### RECORDS SHOWN ###

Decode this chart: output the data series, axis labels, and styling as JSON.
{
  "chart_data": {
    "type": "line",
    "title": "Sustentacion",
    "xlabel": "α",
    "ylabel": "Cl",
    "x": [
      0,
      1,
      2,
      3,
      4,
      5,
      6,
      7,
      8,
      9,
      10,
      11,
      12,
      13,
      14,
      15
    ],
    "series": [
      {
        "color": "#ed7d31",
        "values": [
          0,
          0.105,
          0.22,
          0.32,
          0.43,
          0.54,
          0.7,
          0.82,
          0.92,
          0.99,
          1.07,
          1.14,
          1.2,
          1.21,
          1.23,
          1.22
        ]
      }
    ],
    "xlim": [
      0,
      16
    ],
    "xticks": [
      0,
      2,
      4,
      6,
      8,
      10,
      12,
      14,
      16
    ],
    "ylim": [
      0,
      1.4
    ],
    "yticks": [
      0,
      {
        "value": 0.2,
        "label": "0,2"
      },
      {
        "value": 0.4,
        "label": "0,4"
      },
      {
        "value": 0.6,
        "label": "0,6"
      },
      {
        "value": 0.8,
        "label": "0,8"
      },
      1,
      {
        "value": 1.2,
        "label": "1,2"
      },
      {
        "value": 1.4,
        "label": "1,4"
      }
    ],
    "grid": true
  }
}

###

Take the listing above and set it down exactly.

Decode this chart: output the data series, axis labels, and styling as JSON.
{
  "chart_data": {
    "type": "line",
    "title": "Sustentacion",
    "xlabel": "α",
    "ylabel": "Cl",
    "x": [
      0,
      1,
      2,
      3,
      4,
      5,
      6,
      7,
      8,
      9,
      10,
      11,
      12,
      13,
      14,
      15
    ],
    "series": [
      {
        "color": "#ed7d31",
        "values": [
          0,
          0.105,
          0.22,
          0.32,
          0.43,
          0.54,
          0.7,
          0.82,
          0.92,
          0.99,
          1.07,
          1.14,
          1.2,
          1.21,
          1.23,
          1.22
        ]
      }
    ],
    "xlim": [
      0,
      16
    ],
    "xticks": [
      0,
      2,
      4,
      6,
      8,
      10,
      12,
      14,
      16
    ],
    "ylim": [
      0,
      1.4
    ],
    "yticks": [
      0,
      {
        "value": 0.2,
        "label": "0,2"
      },
      {
        "value": 0.4,
        "label": "0,4"
      },
      {
        "value": 0.6,
        "label": "0,6"
      },
      {
        "value": 0.8,
        "label": "0,8"
      },
      1,
      {
        "value": 1.2,
        "label": "1,2"
      },
      {
        "value": 1.4,
        "label": "1,4"
      }
    ],
    "grid": true
  }
}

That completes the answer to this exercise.